IN NOME DEL POPOLO ITALIANO

LA CORTE COSTITUZIONALE

composta dai signori:

-    Franco                    GALLO                                               Presidente

-    Luigi                      MAZZELLA                                          Giudice

-    Gaetano                 SILVESTRI                                                ”

-    Sabino                    CASSESE                                                   ”

-    Giuseppe                TESAURO                                                  ”

-    Paolo Maria            NAPOLITANO                                          ”

-    Giuseppe                FRIGO                                                        ”

-    Alessandro             CRISCUOLO                                             ”

-    Paolo                      GROSSI                                                      ”

-    Giorgio                   LATTANZI                                                 ”

-    Aldo                       CAROSI                                                     ”

-    Marta                     CARTABIA                                                ”

-    Sergio                     MATTARELLA                                         ”

-    Mario Rosario        MORELLI                                                  ”

-    Giancarlo               CORAGGIO                                               ”

ha pronunciato la seguente

SENTENZA

nel giudizio di legittimità costituzionale dell’articolo 4 del decreto legislativo 9 gennaio 2006, n. 5 (Riforma organica della disciplina delle procedure concorsuali a norma dell’articolo 1, comma 5, della legge 14 maggio 2005, n. 80), promosso dal Tribunale ordinario di Milano, sezione fallimentare, nel procedimento relativo alla Società VZM S.p.a. in liquidazione, con ordinanza del 31 maggio 2012, iscritta al n. 35 del registro ordinanze 2013 e pubblicata nella Gazzetta Ufficiale della Repubblica n. 10, prima serie speciale, dell’anno 2013.

Visto l’atto di intervento del Presidente del Consiglio dei ministri;

udito nella camera di consiglio del 5 giugno 2013 il Giudice relatore Paolo Maria Napolitano.

## Dati estratti:
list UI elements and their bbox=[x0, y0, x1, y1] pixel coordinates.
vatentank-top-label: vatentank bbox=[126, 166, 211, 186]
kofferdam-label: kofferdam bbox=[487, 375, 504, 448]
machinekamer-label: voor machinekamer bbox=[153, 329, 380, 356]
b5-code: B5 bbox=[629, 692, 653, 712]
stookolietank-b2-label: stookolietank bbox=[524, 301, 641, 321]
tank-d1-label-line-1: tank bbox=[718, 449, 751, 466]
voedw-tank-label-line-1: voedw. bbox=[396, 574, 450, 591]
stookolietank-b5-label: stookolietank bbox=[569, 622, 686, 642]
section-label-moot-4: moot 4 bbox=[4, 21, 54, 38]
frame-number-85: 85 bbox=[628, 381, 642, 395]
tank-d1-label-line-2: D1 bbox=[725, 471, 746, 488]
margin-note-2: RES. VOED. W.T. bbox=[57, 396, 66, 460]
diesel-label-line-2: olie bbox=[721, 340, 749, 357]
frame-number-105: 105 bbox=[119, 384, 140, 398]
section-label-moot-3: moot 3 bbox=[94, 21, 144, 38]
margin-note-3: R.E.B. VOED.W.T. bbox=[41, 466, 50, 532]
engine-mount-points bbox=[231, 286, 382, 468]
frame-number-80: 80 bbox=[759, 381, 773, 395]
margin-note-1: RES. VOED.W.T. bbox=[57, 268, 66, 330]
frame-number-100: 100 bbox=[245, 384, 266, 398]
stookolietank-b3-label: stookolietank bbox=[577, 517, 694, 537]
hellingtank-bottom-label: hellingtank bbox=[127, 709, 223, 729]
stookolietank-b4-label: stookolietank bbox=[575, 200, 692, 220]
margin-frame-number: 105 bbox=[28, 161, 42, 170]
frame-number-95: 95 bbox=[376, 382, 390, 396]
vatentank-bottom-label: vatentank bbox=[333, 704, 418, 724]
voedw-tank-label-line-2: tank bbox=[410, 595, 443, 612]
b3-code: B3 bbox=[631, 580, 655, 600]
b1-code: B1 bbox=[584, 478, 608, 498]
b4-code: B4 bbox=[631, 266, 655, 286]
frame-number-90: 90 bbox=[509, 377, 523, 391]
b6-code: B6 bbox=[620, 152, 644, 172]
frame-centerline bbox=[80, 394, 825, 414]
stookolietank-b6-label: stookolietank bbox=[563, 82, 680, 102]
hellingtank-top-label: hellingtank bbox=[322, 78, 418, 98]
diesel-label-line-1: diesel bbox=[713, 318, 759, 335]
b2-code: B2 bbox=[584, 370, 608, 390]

## Compito A:
Secondo il testo, chi era il Giudice relatore nella camera di consiglio del 5 giugno 2013?
## Compito B:
Trascrivi fedelmente il passo del testo che va da "nel giudizio di" fino a "speciale, dell’anno 2013." incluso.
Le righe non hanno alcun ruolo in questo lavoro.

## Risposta corretta A:
Il Giudice relatore era Paolo Maria Napolitano.

## Risposta corretta B:
nel giudizio di legittimità costituzionale dell’articolo 4 del decreto legislativo 9 gennaio 2006, n. 5 (Riforma organica della disciplina delle procedure concorsuali a norma dell’articolo 1, comma 5, della legge 14 maggio 2005, n. 80), promosso dal Tribunale ordinario di Milano, sezione fallimentare, nel procedimento relativo alla Società VZM S.p.a. in liquidazione, con ordinanza del 31 maggio 2012, iscritta al n. 35 del registro ordinanze 2013 e pubblicata nella Gazzetta Ufficiale della Repubblica n. 10, prima serie speciale, dell’anno 2013.